(Recorded data)
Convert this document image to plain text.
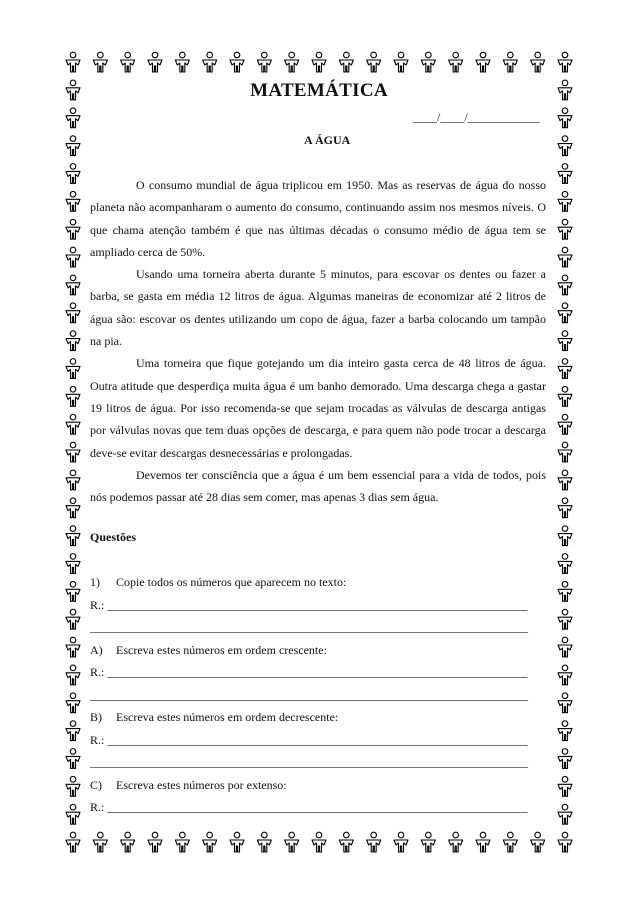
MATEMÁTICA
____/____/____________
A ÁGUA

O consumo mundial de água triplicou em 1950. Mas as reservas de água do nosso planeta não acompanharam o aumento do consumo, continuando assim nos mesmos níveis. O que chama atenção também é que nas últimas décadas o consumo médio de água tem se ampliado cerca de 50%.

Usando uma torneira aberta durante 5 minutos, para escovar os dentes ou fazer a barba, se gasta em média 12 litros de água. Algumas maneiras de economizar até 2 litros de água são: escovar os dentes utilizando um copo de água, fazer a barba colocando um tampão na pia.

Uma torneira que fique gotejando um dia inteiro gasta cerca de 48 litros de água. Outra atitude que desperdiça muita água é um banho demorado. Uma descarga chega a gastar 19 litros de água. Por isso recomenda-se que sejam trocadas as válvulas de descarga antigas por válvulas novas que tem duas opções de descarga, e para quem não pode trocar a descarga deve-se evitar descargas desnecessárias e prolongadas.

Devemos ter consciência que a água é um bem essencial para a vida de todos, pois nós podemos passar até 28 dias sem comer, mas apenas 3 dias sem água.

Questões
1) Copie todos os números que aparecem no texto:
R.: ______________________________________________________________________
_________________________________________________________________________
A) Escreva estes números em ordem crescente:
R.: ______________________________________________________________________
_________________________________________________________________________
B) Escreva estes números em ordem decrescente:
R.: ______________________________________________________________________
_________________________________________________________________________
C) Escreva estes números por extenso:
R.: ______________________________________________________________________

▶ [Aim of the task] Omit all pictures while transcribing the entries verbatim.

▶ [Solution to this problem]
Convert this document image to plain text.
MATEMÁTICA
____/____/____________
A ÁGUA

O consumo mundial de água triplicou em 1950. Mas as reservas de água do nosso planeta não acompanharam o aumento do consumo, continuando assim nos mesmos níveis. O que chama atenção também é que nas últimas décadas o consumo médio de água tem se ampliado cerca de 50%.

Usando uma torneira aberta durante 5 minutos, para escovar os dentes ou fazer a barba, se gasta em média 12 litros de água. Algumas maneiras de economizar até 2 litros de água são: escovar os dentes utilizando um copo de água, fazer a barba colocando um tampão na pia.

Uma torneira que fique gotejando um dia inteiro gasta cerca de 48 litros de água. Outra atitude que desperdiça muita água é um banho demorado. Uma descarga chega a gastar 19 litros de água. Por isso recomenda-se que sejam trocadas as válvulas de descarga antigas por válvulas novas que tem duas opções de descarga, e para quem não pode trocar a descarga deve-se evitar descargas desnecessárias e prolongadas.

Devemos ter consciência que a água é um bem essencial para a vida de todos, pois nós podemos passar até 28 dias sem comer, mas apenas 3 dias sem água.

Questões
1) Copie todos os números que aparecem no texto:
R.: ______________________________________________________________________
_________________________________________________________________________
A) Escreva estes números em ordem crescente:
R.: ______________________________________________________________________
_________________________________________________________________________
B) Escreva estes números em ordem decrescente:
R.: ______________________________________________________________________
_________________________________________________________________________
C) Escreva estes números por extenso:
R.: ______________________________________________________________________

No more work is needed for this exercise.